Copy out all the lines in the records that include the word "JSON".

************

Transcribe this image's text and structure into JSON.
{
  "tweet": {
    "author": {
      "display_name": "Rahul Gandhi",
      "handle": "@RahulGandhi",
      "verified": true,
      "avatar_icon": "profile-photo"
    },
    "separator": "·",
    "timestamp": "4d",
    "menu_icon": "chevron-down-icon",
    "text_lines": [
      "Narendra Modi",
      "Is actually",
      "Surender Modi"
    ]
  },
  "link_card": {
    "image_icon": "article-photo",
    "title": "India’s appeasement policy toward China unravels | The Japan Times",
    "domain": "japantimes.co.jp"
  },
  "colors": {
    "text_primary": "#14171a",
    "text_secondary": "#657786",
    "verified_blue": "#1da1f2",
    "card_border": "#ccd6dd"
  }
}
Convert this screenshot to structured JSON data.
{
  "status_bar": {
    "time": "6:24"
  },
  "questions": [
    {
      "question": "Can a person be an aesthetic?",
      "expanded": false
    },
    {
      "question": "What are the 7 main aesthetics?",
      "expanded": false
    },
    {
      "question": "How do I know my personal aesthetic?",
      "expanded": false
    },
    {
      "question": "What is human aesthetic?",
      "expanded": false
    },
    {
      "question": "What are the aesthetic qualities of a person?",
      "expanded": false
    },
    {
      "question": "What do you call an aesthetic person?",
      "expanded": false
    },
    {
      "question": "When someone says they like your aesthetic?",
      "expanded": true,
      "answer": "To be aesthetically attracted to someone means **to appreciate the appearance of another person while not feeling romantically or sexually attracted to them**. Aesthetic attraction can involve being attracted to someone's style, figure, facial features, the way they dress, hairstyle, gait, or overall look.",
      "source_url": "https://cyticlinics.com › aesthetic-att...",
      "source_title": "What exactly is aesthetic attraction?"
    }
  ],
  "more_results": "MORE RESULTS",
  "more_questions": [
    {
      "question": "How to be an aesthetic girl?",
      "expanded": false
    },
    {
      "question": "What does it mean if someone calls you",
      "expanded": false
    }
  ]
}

************

**Task response**
Transcribe this image's text and structure into JSON.
Convert this screenshot to structured JSON data.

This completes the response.